(begin)

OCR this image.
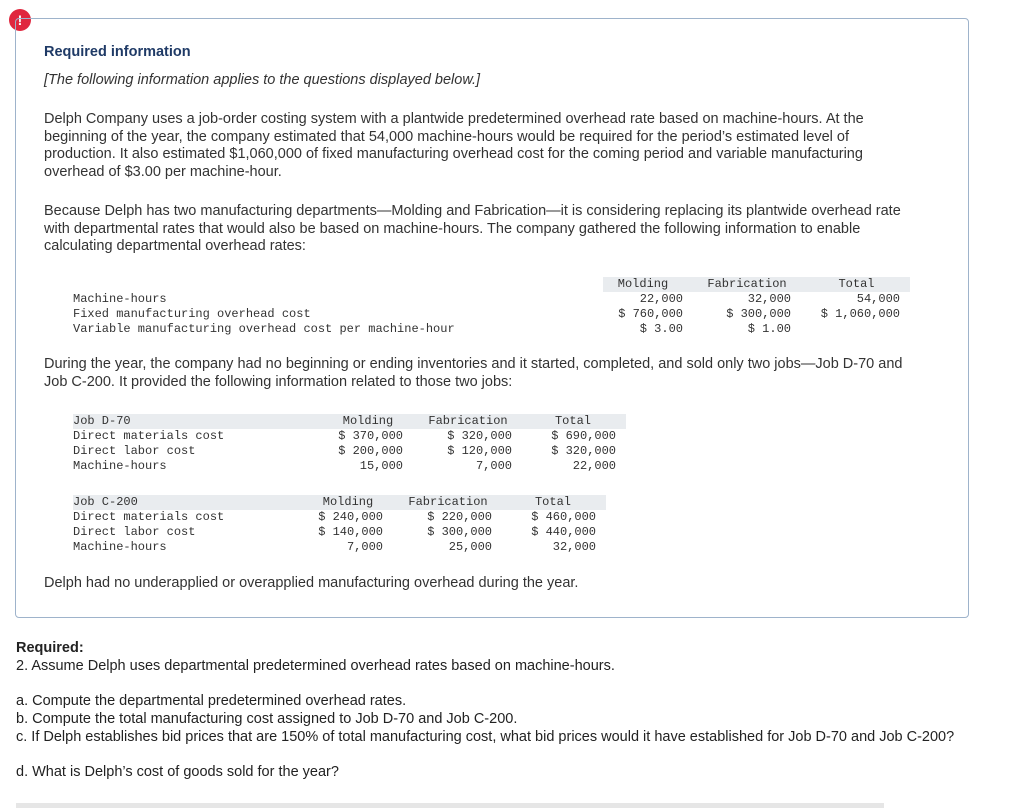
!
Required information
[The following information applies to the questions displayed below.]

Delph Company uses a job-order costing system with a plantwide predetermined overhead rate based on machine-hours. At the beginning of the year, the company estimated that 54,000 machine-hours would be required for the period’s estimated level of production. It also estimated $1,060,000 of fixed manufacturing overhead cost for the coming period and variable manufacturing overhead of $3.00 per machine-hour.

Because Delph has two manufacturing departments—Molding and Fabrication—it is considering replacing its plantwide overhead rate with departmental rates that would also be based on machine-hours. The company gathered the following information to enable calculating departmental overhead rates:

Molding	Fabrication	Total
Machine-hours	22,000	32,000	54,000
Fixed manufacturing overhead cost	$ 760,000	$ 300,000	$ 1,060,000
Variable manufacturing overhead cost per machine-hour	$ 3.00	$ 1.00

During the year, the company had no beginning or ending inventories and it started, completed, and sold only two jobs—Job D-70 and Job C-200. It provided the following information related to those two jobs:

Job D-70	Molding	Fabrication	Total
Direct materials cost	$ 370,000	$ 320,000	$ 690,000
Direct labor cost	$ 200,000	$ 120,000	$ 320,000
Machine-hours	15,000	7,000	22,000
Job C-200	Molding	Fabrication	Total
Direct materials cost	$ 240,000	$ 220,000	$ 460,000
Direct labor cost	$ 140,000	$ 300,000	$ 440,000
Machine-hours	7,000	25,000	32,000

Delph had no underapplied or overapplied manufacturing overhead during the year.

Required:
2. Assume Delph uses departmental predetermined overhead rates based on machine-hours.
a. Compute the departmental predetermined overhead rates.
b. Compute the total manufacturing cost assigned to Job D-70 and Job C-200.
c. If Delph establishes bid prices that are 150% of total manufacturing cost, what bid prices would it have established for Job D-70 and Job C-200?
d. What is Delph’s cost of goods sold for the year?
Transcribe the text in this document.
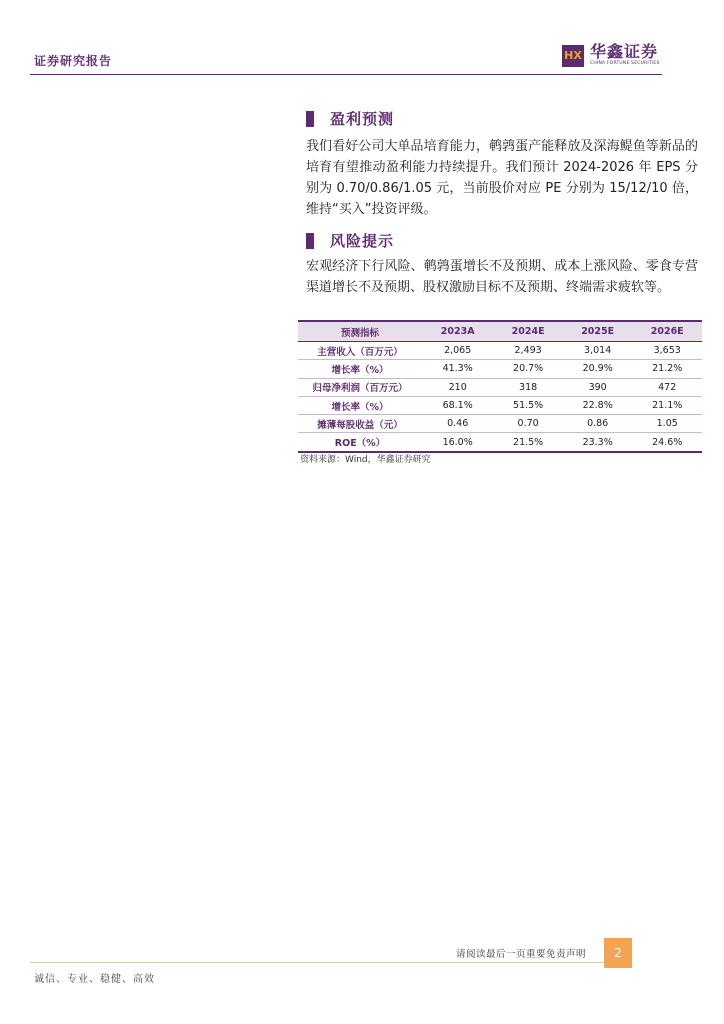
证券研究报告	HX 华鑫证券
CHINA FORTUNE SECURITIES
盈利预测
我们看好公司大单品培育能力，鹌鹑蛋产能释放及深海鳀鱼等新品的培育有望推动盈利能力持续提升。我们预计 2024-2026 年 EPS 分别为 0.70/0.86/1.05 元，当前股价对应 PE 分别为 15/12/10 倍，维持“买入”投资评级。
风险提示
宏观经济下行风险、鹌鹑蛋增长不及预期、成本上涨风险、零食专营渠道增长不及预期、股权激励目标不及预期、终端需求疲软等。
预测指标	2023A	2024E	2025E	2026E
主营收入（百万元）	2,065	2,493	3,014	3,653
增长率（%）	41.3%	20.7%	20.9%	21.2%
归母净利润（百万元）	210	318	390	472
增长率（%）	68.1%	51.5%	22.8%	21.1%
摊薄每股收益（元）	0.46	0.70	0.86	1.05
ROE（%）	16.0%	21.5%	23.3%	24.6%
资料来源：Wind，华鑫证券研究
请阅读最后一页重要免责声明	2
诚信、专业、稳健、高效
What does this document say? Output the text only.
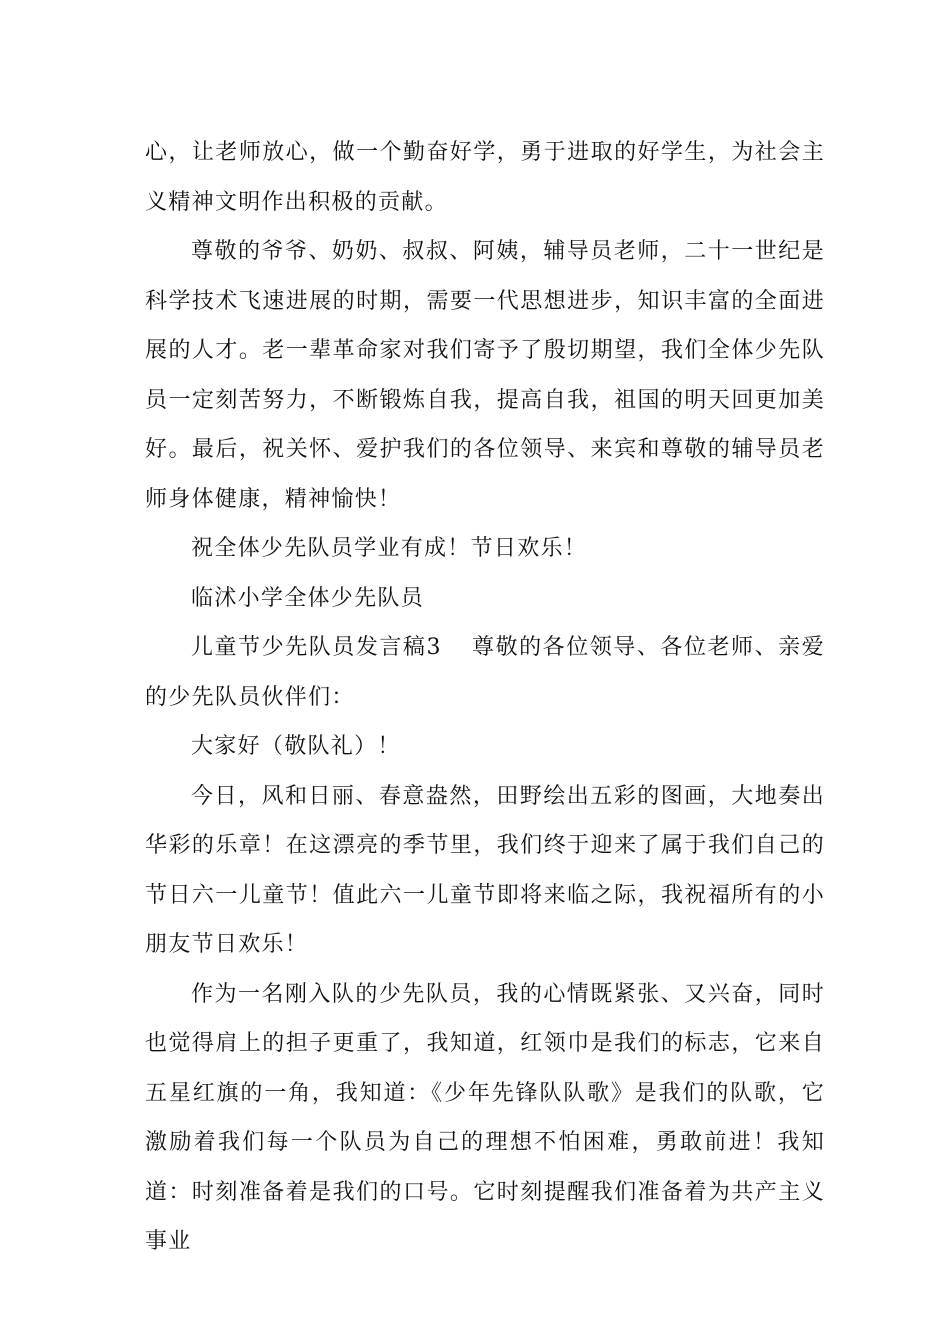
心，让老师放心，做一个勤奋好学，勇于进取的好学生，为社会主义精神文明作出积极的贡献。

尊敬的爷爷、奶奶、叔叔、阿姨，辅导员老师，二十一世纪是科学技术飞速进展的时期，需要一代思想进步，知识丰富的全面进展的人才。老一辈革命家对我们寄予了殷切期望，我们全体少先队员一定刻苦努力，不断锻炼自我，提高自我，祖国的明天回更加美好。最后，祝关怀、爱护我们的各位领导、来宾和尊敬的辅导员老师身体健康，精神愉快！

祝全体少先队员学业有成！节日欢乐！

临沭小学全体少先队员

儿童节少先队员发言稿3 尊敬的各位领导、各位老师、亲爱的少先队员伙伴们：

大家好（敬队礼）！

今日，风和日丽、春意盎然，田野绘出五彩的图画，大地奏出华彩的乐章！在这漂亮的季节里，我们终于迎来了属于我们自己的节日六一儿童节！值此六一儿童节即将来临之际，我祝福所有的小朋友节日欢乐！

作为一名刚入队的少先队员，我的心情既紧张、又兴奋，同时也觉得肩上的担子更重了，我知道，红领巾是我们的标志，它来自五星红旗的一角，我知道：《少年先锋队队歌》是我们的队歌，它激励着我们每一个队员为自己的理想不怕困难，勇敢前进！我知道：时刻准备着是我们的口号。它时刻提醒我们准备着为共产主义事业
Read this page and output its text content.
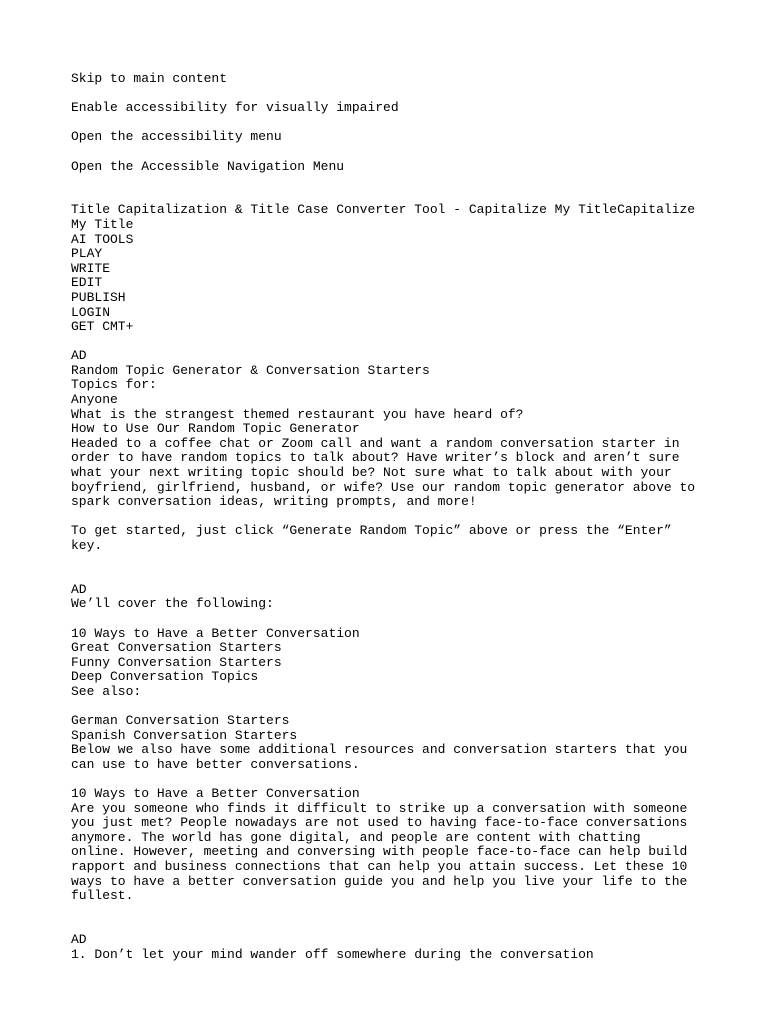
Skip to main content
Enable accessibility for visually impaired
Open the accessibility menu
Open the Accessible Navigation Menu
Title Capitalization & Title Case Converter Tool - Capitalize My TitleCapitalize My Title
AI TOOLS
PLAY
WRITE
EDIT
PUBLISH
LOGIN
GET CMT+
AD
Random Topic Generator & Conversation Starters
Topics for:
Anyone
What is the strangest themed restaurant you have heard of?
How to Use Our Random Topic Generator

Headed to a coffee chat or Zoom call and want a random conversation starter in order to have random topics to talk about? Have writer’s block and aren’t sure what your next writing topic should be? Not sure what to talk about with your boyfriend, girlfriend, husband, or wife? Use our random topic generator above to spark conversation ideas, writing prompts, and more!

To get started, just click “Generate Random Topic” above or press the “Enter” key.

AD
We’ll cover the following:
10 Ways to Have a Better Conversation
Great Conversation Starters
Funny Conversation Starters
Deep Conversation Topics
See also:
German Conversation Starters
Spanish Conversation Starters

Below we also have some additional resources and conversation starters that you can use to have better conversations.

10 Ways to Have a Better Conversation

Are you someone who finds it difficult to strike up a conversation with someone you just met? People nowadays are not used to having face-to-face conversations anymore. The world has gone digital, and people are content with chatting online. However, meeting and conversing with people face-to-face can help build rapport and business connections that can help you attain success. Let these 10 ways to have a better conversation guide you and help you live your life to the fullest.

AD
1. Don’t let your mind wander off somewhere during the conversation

(end)

■ Task prompt
Take the entries shown above and quote them verbatim, passing over the pictures.

■ The response
OCR this image.
!
Required information
[The following information applies to the questions displayed below.]

Delph Company uses a job-order costing system with a plantwide predetermined overhead rate based on machine-hours. At the beginning of the year, the company estimated that 54,000 machine-hours would be required for the period’s estimated level of production. It also estimated $1,060,000 of fixed manufacturing overhead cost for the coming period and variable manufacturing overhead of $3.00 per machine-hour.

Because Delph has two manufacturing departments—Molding and Fabrication—it is considering replacing its plantwide overhead rate with departmental rates that would also be based on machine-hours. The company gathered the following information to enable calculating departmental overhead rates:

Molding	Fabrication	Total
Machine-hours	22,000	32,000	54,000
Fixed manufacturing overhead cost	$ 760,000	$ 300,000	$ 1,060,000
Variable manufacturing overhead cost per machine-hour	$ 3.00	$ 1.00

During the year, the company had no beginning or ending inventories and it started, completed, and sold only two jobs—Job D-70 and Job C-200. It provided the following information related to those two jobs:

Job D-70	Molding	Fabrication	Total
Direct materials cost	$ 370,000	$ 320,000	$ 690,000
Direct labor cost	$ 200,000	$ 120,000	$ 320,000
Machine-hours	15,000	7,000	22,000
Job C-200	Molding	Fabrication	Total
Direct materials cost	$ 240,000	$ 220,000	$ 460,000
Direct labor cost	$ 140,000	$ 300,000	$ 440,000
Machine-hours	7,000	25,000	32,000

Delph had no underapplied or overapplied manufacturing overhead during the year.

Required:
2. Assume Delph uses departmental predetermined overhead rates based on machine-hours.
a. Compute the departmental predetermined overhead rates.
b. Compute the total manufacturing cost assigned to Job D-70 and Job C-200.
c. If Delph establishes bid prices that are 150% of total manufacturing cost, what bid prices would it have established for Job D-70 and Job C-200?
d. What is Delph’s cost of goods sold for the year?
Transcribe the text in this document.
证券研究报告	HX 华鑫证券
CHINA FORTUNE SECURITIES
盈利预测
我们看好公司大单品培育能力，鹌鹑蛋产能释放及深海鳀鱼等新品的培育有望推动盈利能力持续提升。我们预计 2024-2026 年 EPS 分别为 0.70/0.86/1.05 元，当前股价对应 PE 分别为 15/12/10 倍，维持“买入”投资评级。
风险提示
宏观经济下行风险、鹌鹑蛋增长不及预期、成本上涨风险、零食专营渠道增长不及预期、股权激励目标不及预期、终端需求疲软等。
预测指标	2023A	2024E	2025E	2026E
主营收入（百万元）	2,065	2,493	3,014	3,653
增长率（%）	41.3%	20.7%	20.9%	21.2%
归母净利润（百万元）	210	318	390	472
增长率（%）	68.1%	51.5%	22.8%	21.1%
摊薄每股收益（元）	0.46	0.70	0.86	1.05
ROE（%）	16.0%	21.5%	23.3%	24.6%
资料来源：Wind，华鑫证券研究
请阅读最后一页重要免责声明	2
诚信、专业、稳健、高效
What does this document say? Output the text only.
心，让老师放心，做一个勤奋好学，勇于进取的好学生，为社会主义精神文明作出积极的贡献。

尊敬的爷爷、奶奶、叔叔、阿姨，辅导员老师，二十一世纪是科学技术飞速进展的时期，需要一代思想进步，知识丰富的全面进展的人才。老一辈革命家对我们寄予了殷切期望，我们全体少先队员一定刻苦努力，不断锻炼自我，提高自我，祖国的明天回更加美好。最后，祝关怀、爱护我们的各位领导、来宾和尊敬的辅导员老师身体健康，精神愉快！

祝全体少先队员学业有成！节日欢乐！

临沭小学全体少先队员

儿童节少先队员发言稿3 尊敬的各位领导、各位老师、亲爱的少先队员伙伴们：

大家好（敬队礼）！

今日，风和日丽、春意盎然，田野绘出五彩的图画，大地奏出华彩的乐章！在这漂亮的季节里，我们终于迎来了属于我们自己的节日六一儿童节！值此六一儿童节即将来临之际，我祝福所有的小朋友节日欢乐！

作为一名刚入队的少先队员，我的心情既紧张、又兴奋，同时也觉得肩上的担子更重了，我知道，红领巾是我们的标志，它来自五星红旗的一角，我知道：《少年先锋队队歌》是我们的队歌，它激励着我们每一个队员为自己的理想不怕困难，勇敢前进！我知道：时刻准备着是我们的口号。它时刻提醒我们准备着为共产主义事业
Read this page and output its text content.
Skip to main content
Enable accessibility for visually impaired
Open the accessibility menu
Open the Accessible Navigation Menu
Title Capitalization & Title Case Converter Tool - Capitalize My TitleCapitalize My Title
AI TOOLS
PLAY
WRITE
EDIT
PUBLISH
LOGIN
GET CMT+
AD
Random Topic Generator & Conversation Starters
Topics for:
Anyone
What is the strangest themed restaurant you have heard of?
How to Use Our Random Topic Generator

Headed to a coffee chat or Zoom call and want a random conversation starter in order to have random topics to talk about? Have writer’s block and aren’t sure what your next writing topic should be? Not sure what to talk about with your boyfriend, girlfriend, husband, or wife? Use our random topic generator above to spark conversation ideas, writing prompts, and more!

To get started, just click “Generate Random Topic” above or press the “Enter” key.

AD
We’ll cover the following:
10 Ways to Have a Better Conversation
Great Conversation Starters
Funny Conversation Starters
Deep Conversation Topics
See also:
German Conversation Starters
Spanish Conversation Starters

Below we also have some additional resources and conversation starters that you can use to have better conversations.

10 Ways to Have a Better Conversation

Are you someone who finds it difficult to strike up a conversation with someone you just met? People nowadays are not used to having face-to-face conversations anymore. The world has gone digital, and people are content with chatting online. However, meeting and conversing with people face-to-face can help build rapport and business connections that can help you attain success. Let these 10 ways to have a better conversation guide you and help you live your life to the fullest.

AD
1. Don’t let your mind wander off somewhere during the conversation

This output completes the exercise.